* _Directions for this task_
Print all the entries verbatim.
## start
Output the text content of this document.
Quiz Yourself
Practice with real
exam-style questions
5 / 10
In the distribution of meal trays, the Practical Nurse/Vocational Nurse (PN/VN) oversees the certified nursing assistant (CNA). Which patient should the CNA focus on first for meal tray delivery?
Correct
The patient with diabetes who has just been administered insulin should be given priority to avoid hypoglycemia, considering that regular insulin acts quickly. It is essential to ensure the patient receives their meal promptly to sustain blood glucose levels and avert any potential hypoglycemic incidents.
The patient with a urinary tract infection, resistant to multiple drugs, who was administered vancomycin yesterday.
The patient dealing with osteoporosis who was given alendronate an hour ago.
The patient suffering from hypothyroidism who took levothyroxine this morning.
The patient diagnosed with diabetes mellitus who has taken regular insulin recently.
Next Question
## end
* _Result_
Output the text content of this document.
Quiz Yourself
Practice with real
exam-style questions
5 / 10
In the distribution of meal trays, the Practical Nurse/Vocational Nurse (PN/VN) oversees the certified nursing assistant (CNA). Which patient should the CNA focus on first for meal tray delivery?
Correct
The patient with diabetes who has just been administered insulin should be given priority to avoid hypoglycemia, considering that regular insulin acts quickly. It is essential to ensure the patient receives their meal promptly to sustain blood glucose levels and avert any potential hypoglycemic incidents.
The patient with a urinary tract infection, resistant to multiple drugs, who was administered vancomycin yesterday.
The patient dealing with osteoporosis who was given alendronate an hour ago.
The patient suffering from hypothyroidism who took levothyroxine this morning.
The patient diagnosed with diabetes mellitus who has taken regular insulin recently.
Next Question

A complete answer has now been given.